◆ **Challenge**: Copy every line of the records below word for word, but leave out the pictures.

Image region annotations:
----

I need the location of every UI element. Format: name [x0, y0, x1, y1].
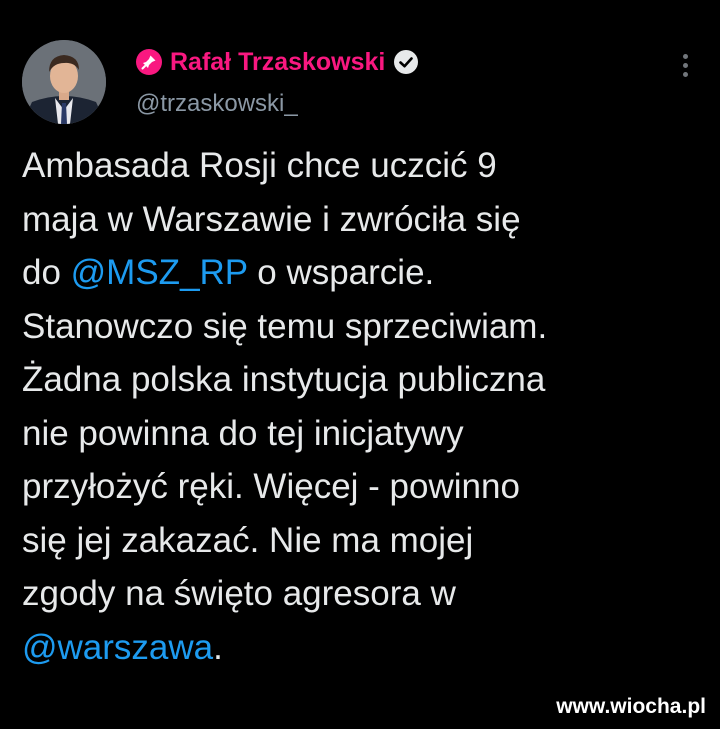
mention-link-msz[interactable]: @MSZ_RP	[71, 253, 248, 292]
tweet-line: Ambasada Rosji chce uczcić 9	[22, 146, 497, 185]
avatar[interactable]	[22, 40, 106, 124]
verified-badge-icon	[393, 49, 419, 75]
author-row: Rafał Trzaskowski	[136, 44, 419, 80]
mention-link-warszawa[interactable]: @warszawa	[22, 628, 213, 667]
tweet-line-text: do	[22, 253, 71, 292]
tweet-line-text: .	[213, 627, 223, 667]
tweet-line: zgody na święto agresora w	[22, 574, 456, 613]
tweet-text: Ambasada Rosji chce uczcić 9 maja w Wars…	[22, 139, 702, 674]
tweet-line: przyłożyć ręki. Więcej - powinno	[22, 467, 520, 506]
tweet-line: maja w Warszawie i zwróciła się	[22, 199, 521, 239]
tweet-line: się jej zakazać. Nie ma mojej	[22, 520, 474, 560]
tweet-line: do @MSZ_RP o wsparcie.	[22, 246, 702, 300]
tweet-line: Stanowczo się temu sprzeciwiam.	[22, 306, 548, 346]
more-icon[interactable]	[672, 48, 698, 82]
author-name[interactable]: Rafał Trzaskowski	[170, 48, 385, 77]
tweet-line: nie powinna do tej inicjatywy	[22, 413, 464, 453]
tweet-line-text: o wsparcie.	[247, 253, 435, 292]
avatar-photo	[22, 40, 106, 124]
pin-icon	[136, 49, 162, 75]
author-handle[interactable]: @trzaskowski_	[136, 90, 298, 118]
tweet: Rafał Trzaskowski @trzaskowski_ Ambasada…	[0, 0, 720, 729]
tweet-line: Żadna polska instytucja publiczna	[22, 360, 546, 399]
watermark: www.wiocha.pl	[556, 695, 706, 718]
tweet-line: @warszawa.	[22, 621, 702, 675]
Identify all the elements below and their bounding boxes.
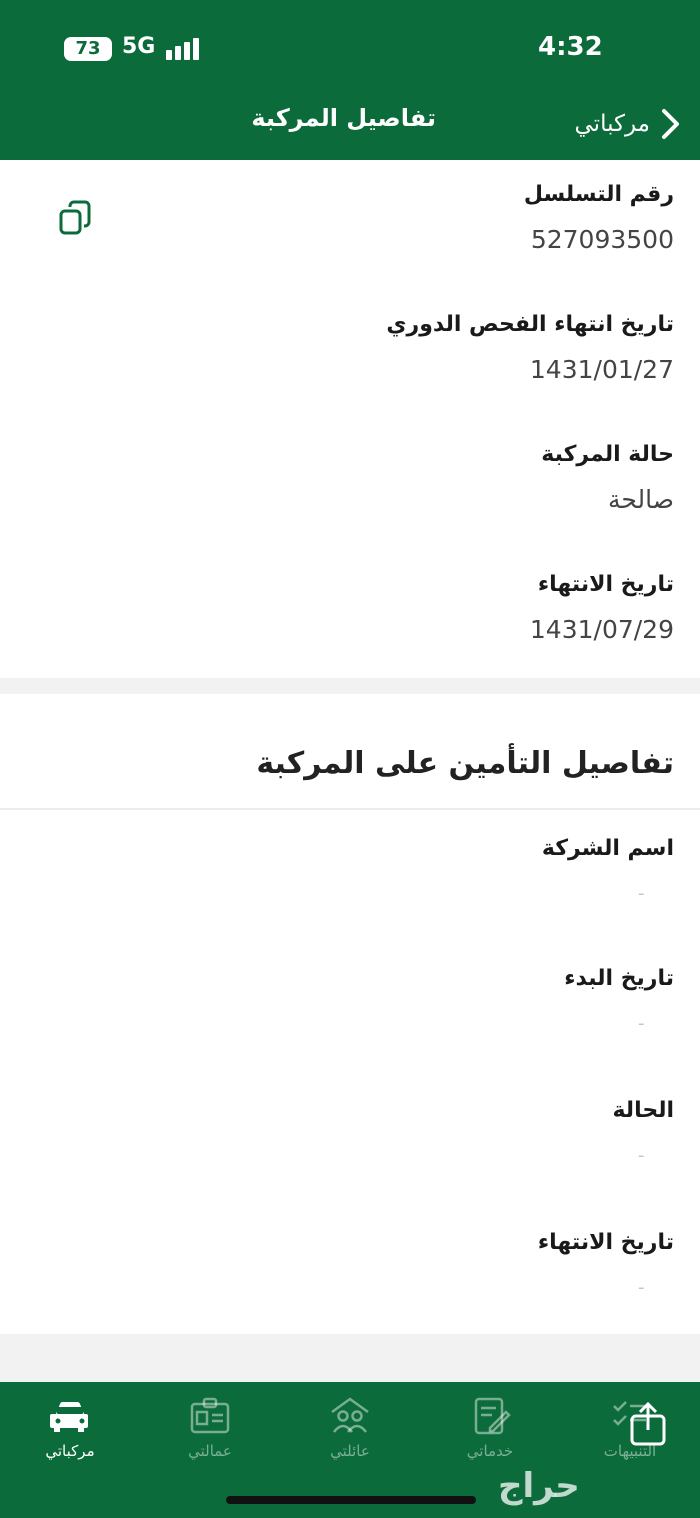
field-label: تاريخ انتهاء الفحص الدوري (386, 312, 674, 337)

----

◆ **Final answer**:
I need the location of every UI element. Format: name [x0, y0, x1, y1].
mention-link-msz[interactable]: @MSZ_RP	[71, 253, 248, 292]
tweet-line: Ambasada Rosji chce uczcić 9	[22, 146, 497, 185]
avatar[interactable]	[22, 40, 106, 124]
verified-badge-icon	[393, 49, 419, 75]
author-row: Rafał Trzaskowski	[136, 44, 419, 80]
mention-link-warszawa[interactable]: @warszawa	[22, 628, 213, 667]
tweet-line-text: do	[22, 253, 71, 292]
tweet-line-text: .	[213, 627, 223, 667]
tweet-line: zgody na święto agresora w	[22, 574, 456, 613]
tweet-text: Ambasada Rosji chce uczcić 9 maja w Wars…	[22, 139, 702, 674]
tweet-line: przyłożyć ręki. Więcej - powinno	[22, 467, 520, 506]
tweet-line: maja w Warszawie i zwróciła się	[22, 199, 521, 239]
tweet-line: się jej zakazać. Nie ma mojej	[22, 520, 474, 560]
tweet-line: do @MSZ_RP o wsparcie.	[22, 246, 702, 300]
tweet-line: Stanowczo się temu sprzeciwiam.	[22, 306, 548, 346]
more-icon[interactable]	[672, 48, 698, 82]
author-name[interactable]: Rafał Trzaskowski	[170, 48, 385, 77]
tweet-line: nie powinna do tej inicjatywy	[22, 413, 464, 453]
tweet-line-text: o wsparcie.	[247, 253, 435, 292]
avatar-photo	[22, 40, 106, 124]
pin-icon	[136, 49, 162, 75]
author-handle[interactable]: @trzaskowski_	[136, 90, 298, 118]
tweet: Rafał Trzaskowski @trzaskowski_ Ambasada…	[0, 0, 720, 729]
tweet-line: Żadna polska instytucja publiczna	[22, 360, 546, 399]
watermark: www.wiocha.pl	[556, 695, 706, 718]
tweet-line: @warszawa.	[22, 621, 702, 675]
Identify all the elements below and their bounding boxes.
field-label: تاريخ انتهاء الفحص الدوري (386, 312, 674, 337)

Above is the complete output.